For the material that follows, list every line containing the word "power".
# START OF Record extracts
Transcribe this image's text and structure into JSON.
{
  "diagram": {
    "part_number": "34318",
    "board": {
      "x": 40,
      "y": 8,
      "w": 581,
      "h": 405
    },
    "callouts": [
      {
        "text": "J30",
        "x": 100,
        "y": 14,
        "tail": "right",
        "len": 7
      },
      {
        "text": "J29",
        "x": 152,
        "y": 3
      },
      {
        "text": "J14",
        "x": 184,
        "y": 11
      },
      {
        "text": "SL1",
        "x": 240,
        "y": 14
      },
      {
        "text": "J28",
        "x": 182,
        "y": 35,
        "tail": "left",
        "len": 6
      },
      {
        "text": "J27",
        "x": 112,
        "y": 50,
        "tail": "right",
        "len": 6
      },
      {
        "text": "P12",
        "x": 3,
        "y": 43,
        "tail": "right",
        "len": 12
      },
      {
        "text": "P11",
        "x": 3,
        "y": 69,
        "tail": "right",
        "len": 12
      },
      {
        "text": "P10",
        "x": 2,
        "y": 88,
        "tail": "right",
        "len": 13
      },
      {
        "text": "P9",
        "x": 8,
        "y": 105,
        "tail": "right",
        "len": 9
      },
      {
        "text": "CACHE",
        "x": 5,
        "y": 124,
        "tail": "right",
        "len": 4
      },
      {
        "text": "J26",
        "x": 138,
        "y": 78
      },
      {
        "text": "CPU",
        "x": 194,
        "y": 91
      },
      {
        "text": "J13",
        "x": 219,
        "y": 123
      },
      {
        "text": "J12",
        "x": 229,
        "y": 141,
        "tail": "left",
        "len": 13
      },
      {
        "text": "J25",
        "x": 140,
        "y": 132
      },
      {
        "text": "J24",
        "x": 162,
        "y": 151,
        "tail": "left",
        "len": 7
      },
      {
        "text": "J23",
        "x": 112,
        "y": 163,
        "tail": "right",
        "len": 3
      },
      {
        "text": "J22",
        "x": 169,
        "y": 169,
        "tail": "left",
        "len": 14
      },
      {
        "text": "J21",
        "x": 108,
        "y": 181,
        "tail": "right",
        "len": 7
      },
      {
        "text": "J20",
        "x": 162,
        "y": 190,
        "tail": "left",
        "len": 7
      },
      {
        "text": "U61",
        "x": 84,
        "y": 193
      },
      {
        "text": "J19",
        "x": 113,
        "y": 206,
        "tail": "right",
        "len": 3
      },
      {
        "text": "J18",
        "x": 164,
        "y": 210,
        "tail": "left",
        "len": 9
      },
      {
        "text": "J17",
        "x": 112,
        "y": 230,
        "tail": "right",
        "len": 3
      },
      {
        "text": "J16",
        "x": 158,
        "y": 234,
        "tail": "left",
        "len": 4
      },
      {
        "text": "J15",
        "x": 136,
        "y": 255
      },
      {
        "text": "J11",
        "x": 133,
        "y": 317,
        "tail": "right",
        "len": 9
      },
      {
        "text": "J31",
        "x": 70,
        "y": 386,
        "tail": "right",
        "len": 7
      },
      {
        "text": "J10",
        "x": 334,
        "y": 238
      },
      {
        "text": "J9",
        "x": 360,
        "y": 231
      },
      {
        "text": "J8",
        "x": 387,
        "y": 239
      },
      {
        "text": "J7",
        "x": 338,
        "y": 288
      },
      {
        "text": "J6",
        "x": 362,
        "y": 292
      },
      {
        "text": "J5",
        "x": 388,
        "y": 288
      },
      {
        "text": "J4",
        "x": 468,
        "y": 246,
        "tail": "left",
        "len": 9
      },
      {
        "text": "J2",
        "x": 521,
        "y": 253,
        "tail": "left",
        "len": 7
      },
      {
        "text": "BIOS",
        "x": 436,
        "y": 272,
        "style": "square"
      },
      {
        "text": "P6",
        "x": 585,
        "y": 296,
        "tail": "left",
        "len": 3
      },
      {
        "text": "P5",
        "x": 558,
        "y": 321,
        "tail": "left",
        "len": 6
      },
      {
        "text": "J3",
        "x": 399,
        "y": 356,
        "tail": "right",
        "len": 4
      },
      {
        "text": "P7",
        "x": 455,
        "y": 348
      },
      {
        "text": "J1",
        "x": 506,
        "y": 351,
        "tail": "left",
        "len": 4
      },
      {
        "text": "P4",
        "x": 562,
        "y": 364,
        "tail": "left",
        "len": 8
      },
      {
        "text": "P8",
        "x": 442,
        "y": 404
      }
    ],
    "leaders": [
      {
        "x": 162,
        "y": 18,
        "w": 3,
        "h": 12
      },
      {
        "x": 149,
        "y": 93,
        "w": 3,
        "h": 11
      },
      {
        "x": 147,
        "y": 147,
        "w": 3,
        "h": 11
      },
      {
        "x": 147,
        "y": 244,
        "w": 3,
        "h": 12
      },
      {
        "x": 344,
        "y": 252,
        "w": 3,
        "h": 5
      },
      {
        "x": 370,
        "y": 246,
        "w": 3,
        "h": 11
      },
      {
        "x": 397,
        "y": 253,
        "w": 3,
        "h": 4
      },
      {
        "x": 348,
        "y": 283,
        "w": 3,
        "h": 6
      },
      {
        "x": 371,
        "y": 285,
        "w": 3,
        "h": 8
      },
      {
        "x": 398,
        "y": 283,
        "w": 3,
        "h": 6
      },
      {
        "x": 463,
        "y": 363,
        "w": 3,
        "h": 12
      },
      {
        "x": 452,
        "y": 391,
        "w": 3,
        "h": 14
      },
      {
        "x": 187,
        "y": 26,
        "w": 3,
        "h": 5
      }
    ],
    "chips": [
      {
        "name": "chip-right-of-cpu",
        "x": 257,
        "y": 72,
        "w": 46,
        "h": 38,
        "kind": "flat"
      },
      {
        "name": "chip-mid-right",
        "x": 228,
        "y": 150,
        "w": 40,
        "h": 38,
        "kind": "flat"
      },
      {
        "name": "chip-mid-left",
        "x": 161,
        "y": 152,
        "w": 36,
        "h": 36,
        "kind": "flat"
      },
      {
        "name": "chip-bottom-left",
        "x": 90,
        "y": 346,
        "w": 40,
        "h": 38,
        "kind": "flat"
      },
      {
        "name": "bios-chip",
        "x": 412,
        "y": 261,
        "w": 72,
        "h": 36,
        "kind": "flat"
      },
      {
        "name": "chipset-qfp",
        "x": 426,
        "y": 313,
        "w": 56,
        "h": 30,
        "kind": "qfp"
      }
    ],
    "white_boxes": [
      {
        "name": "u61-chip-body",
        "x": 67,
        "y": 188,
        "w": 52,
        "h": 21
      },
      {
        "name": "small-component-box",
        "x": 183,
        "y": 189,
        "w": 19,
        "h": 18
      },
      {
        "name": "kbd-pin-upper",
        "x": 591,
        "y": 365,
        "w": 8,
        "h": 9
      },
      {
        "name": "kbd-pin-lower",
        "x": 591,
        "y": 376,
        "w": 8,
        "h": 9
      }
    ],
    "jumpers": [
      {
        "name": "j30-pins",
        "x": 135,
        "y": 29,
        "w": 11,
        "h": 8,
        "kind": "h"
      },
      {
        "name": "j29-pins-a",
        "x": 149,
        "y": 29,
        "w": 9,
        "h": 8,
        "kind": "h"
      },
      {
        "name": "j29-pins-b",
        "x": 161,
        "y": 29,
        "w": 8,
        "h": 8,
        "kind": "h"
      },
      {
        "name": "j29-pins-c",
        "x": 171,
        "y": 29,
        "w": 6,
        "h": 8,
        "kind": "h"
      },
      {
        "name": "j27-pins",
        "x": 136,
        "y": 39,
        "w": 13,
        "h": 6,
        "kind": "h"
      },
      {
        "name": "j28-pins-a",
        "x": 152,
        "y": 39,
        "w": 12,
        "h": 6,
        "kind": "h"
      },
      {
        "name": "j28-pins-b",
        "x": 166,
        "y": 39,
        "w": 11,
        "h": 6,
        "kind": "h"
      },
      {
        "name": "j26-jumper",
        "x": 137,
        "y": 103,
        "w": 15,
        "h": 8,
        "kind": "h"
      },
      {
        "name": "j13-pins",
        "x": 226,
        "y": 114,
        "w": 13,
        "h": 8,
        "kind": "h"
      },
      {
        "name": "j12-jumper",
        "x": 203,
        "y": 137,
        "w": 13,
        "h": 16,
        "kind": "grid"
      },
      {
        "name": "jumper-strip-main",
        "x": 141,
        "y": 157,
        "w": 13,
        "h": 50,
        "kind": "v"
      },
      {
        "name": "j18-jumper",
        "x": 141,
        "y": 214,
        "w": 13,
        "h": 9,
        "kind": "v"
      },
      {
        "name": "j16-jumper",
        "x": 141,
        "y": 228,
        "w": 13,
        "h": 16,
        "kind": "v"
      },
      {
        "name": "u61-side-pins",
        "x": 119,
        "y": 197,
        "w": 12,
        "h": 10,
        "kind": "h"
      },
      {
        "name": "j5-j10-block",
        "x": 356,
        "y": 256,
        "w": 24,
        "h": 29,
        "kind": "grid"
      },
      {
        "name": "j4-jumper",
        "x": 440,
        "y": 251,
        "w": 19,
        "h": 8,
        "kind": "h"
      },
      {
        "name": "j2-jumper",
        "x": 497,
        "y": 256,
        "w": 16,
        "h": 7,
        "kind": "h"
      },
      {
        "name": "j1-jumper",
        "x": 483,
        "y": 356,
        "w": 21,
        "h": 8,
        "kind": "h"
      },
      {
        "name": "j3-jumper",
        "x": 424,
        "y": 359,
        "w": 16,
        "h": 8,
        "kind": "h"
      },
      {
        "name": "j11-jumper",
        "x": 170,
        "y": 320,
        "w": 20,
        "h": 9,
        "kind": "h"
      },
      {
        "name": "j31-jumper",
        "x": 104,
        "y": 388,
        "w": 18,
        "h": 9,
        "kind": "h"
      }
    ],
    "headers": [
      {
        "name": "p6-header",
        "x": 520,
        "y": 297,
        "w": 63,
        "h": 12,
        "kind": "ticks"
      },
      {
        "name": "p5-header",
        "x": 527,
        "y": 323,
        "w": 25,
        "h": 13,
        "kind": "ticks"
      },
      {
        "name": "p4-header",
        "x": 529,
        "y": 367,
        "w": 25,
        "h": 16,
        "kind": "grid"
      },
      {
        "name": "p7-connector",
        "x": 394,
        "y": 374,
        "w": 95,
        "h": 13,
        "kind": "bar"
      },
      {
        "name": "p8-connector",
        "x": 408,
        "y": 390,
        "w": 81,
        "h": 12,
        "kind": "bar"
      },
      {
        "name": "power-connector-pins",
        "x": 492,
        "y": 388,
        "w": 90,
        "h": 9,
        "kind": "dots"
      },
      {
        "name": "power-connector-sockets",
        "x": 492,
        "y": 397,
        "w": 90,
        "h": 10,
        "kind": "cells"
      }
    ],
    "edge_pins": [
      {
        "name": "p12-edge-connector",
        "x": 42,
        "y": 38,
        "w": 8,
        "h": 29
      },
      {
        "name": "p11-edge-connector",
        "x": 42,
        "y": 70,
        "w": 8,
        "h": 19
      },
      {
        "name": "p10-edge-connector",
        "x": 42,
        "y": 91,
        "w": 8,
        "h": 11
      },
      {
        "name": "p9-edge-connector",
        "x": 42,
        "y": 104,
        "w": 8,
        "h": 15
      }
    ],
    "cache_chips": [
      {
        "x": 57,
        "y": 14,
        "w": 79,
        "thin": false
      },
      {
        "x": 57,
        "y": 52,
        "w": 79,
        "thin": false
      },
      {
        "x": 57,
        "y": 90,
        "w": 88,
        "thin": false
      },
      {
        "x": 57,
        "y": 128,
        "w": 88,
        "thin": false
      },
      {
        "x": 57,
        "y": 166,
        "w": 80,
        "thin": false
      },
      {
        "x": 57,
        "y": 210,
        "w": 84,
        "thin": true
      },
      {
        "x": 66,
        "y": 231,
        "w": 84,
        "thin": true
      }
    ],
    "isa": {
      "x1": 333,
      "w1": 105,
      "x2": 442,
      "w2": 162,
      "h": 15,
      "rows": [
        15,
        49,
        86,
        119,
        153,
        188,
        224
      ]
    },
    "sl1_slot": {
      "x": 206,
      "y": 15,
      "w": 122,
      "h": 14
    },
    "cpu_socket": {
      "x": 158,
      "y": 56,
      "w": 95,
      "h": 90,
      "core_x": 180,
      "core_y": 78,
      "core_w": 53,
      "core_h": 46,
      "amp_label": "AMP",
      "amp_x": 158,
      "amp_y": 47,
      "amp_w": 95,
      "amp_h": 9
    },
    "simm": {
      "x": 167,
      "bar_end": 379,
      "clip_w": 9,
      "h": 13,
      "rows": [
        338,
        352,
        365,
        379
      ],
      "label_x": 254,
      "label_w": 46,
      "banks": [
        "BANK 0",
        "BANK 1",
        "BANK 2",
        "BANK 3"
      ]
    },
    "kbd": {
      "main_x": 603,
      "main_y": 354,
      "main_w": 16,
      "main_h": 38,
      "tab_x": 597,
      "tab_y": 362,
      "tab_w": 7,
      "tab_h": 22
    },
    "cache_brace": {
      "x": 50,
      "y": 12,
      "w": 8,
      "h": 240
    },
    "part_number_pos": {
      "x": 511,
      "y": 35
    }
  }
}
# END OF Record extracts
_Answer for the task_
        "name": "power-connector-pins",
        "name": "power-connector-sockets",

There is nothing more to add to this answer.